> [Figure dataset records]:
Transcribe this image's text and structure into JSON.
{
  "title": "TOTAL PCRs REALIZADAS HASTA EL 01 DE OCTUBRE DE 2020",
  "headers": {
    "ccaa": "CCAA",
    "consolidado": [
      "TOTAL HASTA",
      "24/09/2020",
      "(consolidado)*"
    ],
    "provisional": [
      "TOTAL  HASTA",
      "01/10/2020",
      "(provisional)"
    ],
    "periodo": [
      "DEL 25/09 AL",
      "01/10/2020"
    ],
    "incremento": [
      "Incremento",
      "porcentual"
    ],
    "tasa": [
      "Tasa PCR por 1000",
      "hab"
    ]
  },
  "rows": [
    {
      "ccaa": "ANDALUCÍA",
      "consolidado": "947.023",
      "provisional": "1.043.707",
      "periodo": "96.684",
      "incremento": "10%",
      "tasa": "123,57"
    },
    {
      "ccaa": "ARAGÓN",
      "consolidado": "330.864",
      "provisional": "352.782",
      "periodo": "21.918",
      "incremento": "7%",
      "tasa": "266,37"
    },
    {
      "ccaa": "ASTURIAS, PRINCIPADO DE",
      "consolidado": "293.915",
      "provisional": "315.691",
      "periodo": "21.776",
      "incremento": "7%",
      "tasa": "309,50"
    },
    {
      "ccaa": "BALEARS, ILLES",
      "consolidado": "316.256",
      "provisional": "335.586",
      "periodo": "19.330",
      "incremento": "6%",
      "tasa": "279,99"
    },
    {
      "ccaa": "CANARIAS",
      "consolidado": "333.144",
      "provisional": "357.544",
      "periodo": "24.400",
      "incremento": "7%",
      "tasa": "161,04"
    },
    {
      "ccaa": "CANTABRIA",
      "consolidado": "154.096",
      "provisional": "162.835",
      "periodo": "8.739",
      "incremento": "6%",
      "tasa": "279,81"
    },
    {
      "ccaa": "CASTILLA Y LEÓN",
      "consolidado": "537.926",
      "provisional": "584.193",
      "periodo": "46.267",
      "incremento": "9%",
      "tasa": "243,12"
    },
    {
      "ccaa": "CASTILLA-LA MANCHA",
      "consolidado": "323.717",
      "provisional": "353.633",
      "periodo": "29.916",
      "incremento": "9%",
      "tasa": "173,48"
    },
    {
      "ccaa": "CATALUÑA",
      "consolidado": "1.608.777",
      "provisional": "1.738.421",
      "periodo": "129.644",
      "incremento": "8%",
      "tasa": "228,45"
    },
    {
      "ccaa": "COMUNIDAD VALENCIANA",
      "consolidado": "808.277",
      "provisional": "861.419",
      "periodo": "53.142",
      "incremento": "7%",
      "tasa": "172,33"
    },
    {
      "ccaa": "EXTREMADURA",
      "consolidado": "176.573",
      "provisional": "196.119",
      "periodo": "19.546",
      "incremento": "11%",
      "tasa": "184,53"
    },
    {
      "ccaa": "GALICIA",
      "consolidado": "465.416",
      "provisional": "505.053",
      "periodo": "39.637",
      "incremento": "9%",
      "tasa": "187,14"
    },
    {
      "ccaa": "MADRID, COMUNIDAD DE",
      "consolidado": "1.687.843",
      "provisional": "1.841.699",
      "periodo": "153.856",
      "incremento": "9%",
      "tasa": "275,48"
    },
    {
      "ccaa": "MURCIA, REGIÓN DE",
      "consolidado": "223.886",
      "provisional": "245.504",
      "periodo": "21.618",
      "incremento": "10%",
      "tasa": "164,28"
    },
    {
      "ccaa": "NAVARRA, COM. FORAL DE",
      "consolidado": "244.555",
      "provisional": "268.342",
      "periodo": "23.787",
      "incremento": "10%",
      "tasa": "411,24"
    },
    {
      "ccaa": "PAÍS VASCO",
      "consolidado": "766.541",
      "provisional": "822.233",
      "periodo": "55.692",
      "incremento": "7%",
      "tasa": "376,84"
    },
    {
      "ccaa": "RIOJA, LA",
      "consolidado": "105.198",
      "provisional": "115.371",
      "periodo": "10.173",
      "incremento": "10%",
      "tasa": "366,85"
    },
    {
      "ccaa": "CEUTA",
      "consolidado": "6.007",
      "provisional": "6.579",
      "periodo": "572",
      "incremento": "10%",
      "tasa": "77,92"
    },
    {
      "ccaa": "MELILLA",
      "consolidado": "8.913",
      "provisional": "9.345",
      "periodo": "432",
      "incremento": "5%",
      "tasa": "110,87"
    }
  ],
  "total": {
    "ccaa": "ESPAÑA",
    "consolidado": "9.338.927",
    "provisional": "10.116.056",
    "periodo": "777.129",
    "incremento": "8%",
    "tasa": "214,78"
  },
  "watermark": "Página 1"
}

> [THE PROBLEM]:
Identify and copy the lines holding the word "HASTA".

> [ANSWER]:
  "title": "TOTAL PCRs REALIZADAS HASTA EL 01 DE OCTUBRE DE 2020",
      "TOTAL HASTA",
      "TOTAL  HASTA",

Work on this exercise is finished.